### TASK DATA:
'''

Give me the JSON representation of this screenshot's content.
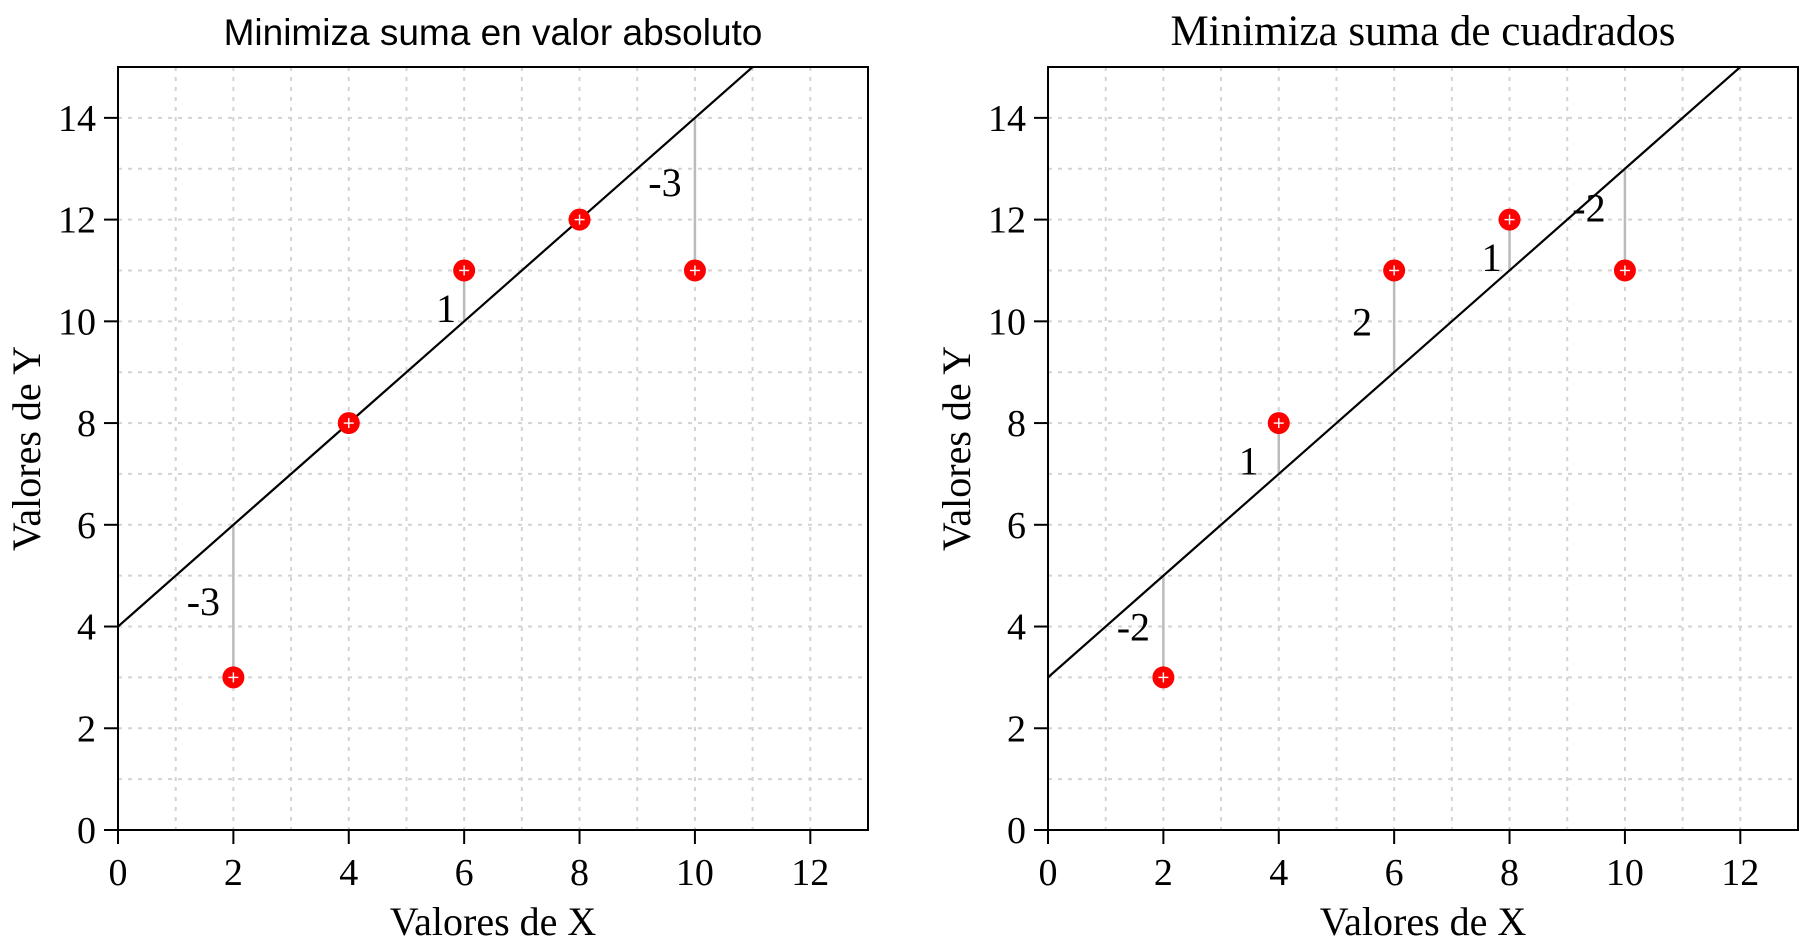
{
  "chart_data": [
    {
      "type": "scatter",
      "title": "Minimiza suma en valor absoluto",
      "xlabel": "Valores de X",
      "ylabel": "Valores de Y",
      "xlim": [
        0,
        13
      ],
      "ylim": [
        0,
        15
      ],
      "xticks": [
        0,
        2,
        4,
        6,
        8,
        10,
        12
      ],
      "yticks": [
        0,
        2,
        4,
        6,
        8,
        10,
        12,
        14
      ],
      "xtick_labels": [
        "0",
        "2",
        "4",
        "6",
        "8",
        "10",
        "12"
      ],
      "ytick_labels": [
        "0",
        "2",
        "4",
        "6",
        "8",
        "10",
        "12",
        "14"
      ],
      "grid": true,
      "points": {
        "x": [
          2,
          4,
          6,
          8,
          10
        ],
        "y": [
          3,
          8,
          11,
          12,
          11
        ]
      },
      "line": {
        "intercept": 4,
        "slope": 1
      },
      "residual_labels": [
        "-3",
        "",
        "1",
        "",
        "-3"
      ],
      "point_color": "#ff0000",
      "line_color": "#000000",
      "residual_color": "#bbbbbb",
      "title_font": "sans"
    },
    {
      "type": "scatter",
      "title": "Minimiza suma de cuadrados",
      "xlabel": "Valores de X",
      "ylabel": "Valores de Y",
      "xlim": [
        0,
        13
      ],
      "ylim": [
        0,
        15
      ],
      "xticks": [
        0,
        2,
        4,
        6,
        8,
        10,
        12
      ],
      "yticks": [
        0,
        2,
        4,
        6,
        8,
        10,
        12,
        14
      ],
      "xtick_labels": [
        "0",
        "2",
        "4",
        "6",
        "8",
        "10",
        "12"
      ],
      "ytick_labels": [
        "0",
        "2",
        "4",
        "6",
        "8",
        "10",
        "12",
        "14"
      ],
      "grid": true,
      "points": {
        "x": [
          2,
          4,
          6,
          8,
          10
        ],
        "y": [
          3,
          8,
          11,
          12,
          11
        ]
      },
      "line": {
        "intercept": 3,
        "slope": 1
      },
      "residual_labels": [
        "-2",
        "1",
        "2",
        "1",
        "-2"
      ],
      "point_color": "#ff0000",
      "line_color": "#000000",
      "residual_color": "#bbbbbb",
      "title_font": "serif"
    }
  ]
}
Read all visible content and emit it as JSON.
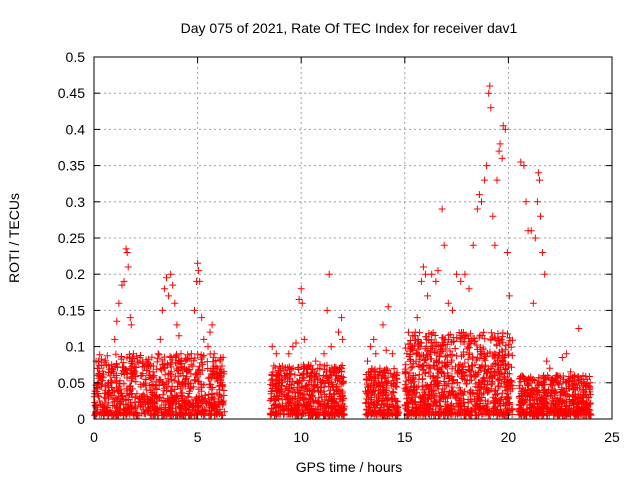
{
  "chart_data": {
    "type": "scatter",
    "title": "Day 075 of 2021, Rate Of TEC Index for receiver dav1",
    "xlabel": "GPS time / hours",
    "ylabel": "ROTI / TECUs",
    "xlim": [
      0,
      25
    ],
    "ylim": [
      0,
      0.5
    ],
    "xticks": [
      0,
      5,
      10,
      15,
      20,
      25
    ],
    "yticks": [
      0,
      0.05,
      0.1,
      0.15,
      0.2,
      0.25,
      0.3,
      0.35,
      0.4,
      0.45,
      0.5
    ],
    "grid": true,
    "marker": "+",
    "color": "#ff0000",
    "series": [
      {
        "name": "dav1 ROTI",
        "points": [
          [
            0.1,
            0.08
          ],
          [
            0.2,
            0.06
          ],
          [
            0.35,
            0.045
          ],
          [
            0.5,
            0.03
          ],
          [
            0.7,
            0.05
          ],
          [
            0.85,
            0.065
          ],
          [
            1.0,
            0.11
          ],
          [
            1.1,
            0.135
          ],
          [
            1.2,
            0.16
          ],
          [
            1.35,
            0.185
          ],
          [
            1.45,
            0.19
          ],
          [
            1.55,
            0.235
          ],
          [
            1.6,
            0.23
          ],
          [
            1.65,
            0.21
          ],
          [
            1.75,
            0.14
          ],
          [
            1.8,
            0.13
          ],
          [
            1.9,
            0.09
          ],
          [
            2.1,
            0.08
          ],
          [
            2.3,
            0.06
          ],
          [
            2.5,
            0.055
          ],
          [
            2.7,
            0.065
          ],
          [
            2.9,
            0.06
          ],
          [
            3.1,
            0.09
          ],
          [
            3.2,
            0.11
          ],
          [
            3.3,
            0.15
          ],
          [
            3.4,
            0.18
          ],
          [
            3.5,
            0.195
          ],
          [
            3.6,
            0.17
          ],
          [
            3.7,
            0.2
          ],
          [
            3.8,
            0.185
          ],
          [
            3.9,
            0.16
          ],
          [
            4.0,
            0.13
          ],
          [
            4.1,
            0.115
          ],
          [
            4.2,
            0.09
          ],
          [
            4.35,
            0.07
          ],
          [
            4.5,
            0.065
          ],
          [
            4.7,
            0.09
          ],
          [
            4.85,
            0.15
          ],
          [
            4.95,
            0.19
          ],
          [
            5.0,
            0.215
          ],
          [
            5.05,
            0.205
          ],
          [
            5.1,
            0.19
          ],
          [
            5.2,
            0.14
          ],
          [
            5.3,
            0.11
          ],
          [
            5.5,
            0.1
          ],
          [
            5.6,
            0.12
          ],
          [
            5.7,
            0.13
          ],
          [
            5.8,
            0.09
          ],
          [
            5.95,
            0.07
          ],
          [
            6.1,
            0.06
          ],
          [
            6.2,
            0.045
          ],
          [
            8.6,
            0.1
          ],
          [
            8.8,
            0.09
          ],
          [
            9.0,
            0.07
          ],
          [
            9.2,
            0.06
          ],
          [
            9.4,
            0.09
          ],
          [
            9.6,
            0.1
          ],
          [
            9.75,
            0.105
          ],
          [
            9.9,
            0.165
          ],
          [
            10.0,
            0.18
          ],
          [
            10.05,
            0.16
          ],
          [
            10.15,
            0.11
          ],
          [
            10.3,
            0.07
          ],
          [
            10.5,
            0.06
          ],
          [
            10.7,
            0.08
          ],
          [
            10.9,
            0.07
          ],
          [
            11.1,
            0.09
          ],
          [
            11.25,
            0.15
          ],
          [
            11.35,
            0.2
          ],
          [
            11.45,
            0.1
          ],
          [
            11.6,
            0.07
          ],
          [
            11.8,
            0.12
          ],
          [
            11.95,
            0.14
          ],
          [
            12.0,
            0.11
          ],
          [
            13.2,
            0.08
          ],
          [
            13.35,
            0.1
          ],
          [
            13.5,
            0.11
          ],
          [
            13.6,
            0.09
          ],
          [
            13.8,
            0.07
          ],
          [
            13.95,
            0.13
          ],
          [
            14.1,
            0.095
          ],
          [
            14.2,
            0.155
          ],
          [
            14.4,
            0.09
          ],
          [
            14.6,
            0.06
          ],
          [
            15.1,
            0.09
          ],
          [
            15.3,
            0.1
          ],
          [
            15.5,
            0.12
          ],
          [
            15.6,
            0.14
          ],
          [
            15.8,
            0.19
          ],
          [
            15.9,
            0.21
          ],
          [
            16.0,
            0.2
          ],
          [
            16.1,
            0.17
          ],
          [
            16.3,
            0.2
          ],
          [
            16.5,
            0.19
          ],
          [
            16.6,
            0.205
          ],
          [
            16.8,
            0.29
          ],
          [
            16.9,
            0.24
          ],
          [
            17.1,
            0.16
          ],
          [
            17.3,
            0.15
          ],
          [
            17.5,
            0.2
          ],
          [
            17.7,
            0.19
          ],
          [
            17.9,
            0.2
          ],
          [
            18.1,
            0.18
          ],
          [
            18.3,
            0.24
          ],
          [
            18.5,
            0.29
          ],
          [
            18.6,
            0.31
          ],
          [
            18.7,
            0.3
          ],
          [
            18.85,
            0.33
          ],
          [
            18.95,
            0.35
          ],
          [
            19.05,
            0.45
          ],
          [
            19.1,
            0.46
          ],
          [
            19.15,
            0.43
          ],
          [
            19.25,
            0.28
          ],
          [
            19.35,
            0.24
          ],
          [
            19.45,
            0.33
          ],
          [
            19.55,
            0.37
          ],
          [
            19.6,
            0.38
          ],
          [
            19.7,
            0.36
          ],
          [
            19.75,
            0.405
          ],
          [
            19.85,
            0.4
          ],
          [
            19.95,
            0.23
          ],
          [
            20.05,
            0.17
          ],
          [
            20.6,
            0.355
          ],
          [
            20.75,
            0.35
          ],
          [
            20.85,
            0.3
          ],
          [
            20.95,
            0.26
          ],
          [
            21.1,
            0.26
          ],
          [
            21.2,
            0.16
          ],
          [
            21.3,
            0.25
          ],
          [
            21.4,
            0.3
          ],
          [
            21.45,
            0.34
          ],
          [
            21.5,
            0.33
          ],
          [
            21.55,
            0.28
          ],
          [
            21.65,
            0.23
          ],
          [
            21.75,
            0.2
          ],
          [
            21.85,
            0.08
          ],
          [
            22.0,
            0.07
          ],
          [
            22.3,
            0.06
          ],
          [
            22.6,
            0.085
          ],
          [
            22.8,
            0.09
          ],
          [
            23.0,
            0.065
          ],
          [
            23.2,
            0.06
          ],
          [
            23.4,
            0.125
          ],
          [
            23.6,
            0.06
          ],
          [
            23.8,
            0.055
          ],
          [
            23.95,
            0.05
          ]
        ]
      }
    ],
    "dense_bands": [
      {
        "x_start": 0.0,
        "x_end": 6.3,
        "y_min": 0.005,
        "y_max": 0.09,
        "count": 850
      },
      {
        "x_start": 8.5,
        "x_end": 12.1,
        "y_min": 0.005,
        "y_max": 0.075,
        "count": 500
      },
      {
        "x_start": 13.1,
        "x_end": 14.7,
        "y_min": 0.005,
        "y_max": 0.07,
        "count": 230
      },
      {
        "x_start": 15.0,
        "x_end": 20.2,
        "y_min": 0.005,
        "y_max": 0.12,
        "count": 900
      },
      {
        "x_start": 20.5,
        "x_end": 24.0,
        "y_min": 0.005,
        "y_max": 0.06,
        "count": 520
      }
    ]
  }
}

'''

### WHAT YOU ARE ASKED TO DO:
In the records above, locate the lines holding the word "count". Copy each of them.

### RESPONSE TO THIS TASK:
        "count": 850
        "count": 500
        "count": 230
        "count": 900
        "count": 520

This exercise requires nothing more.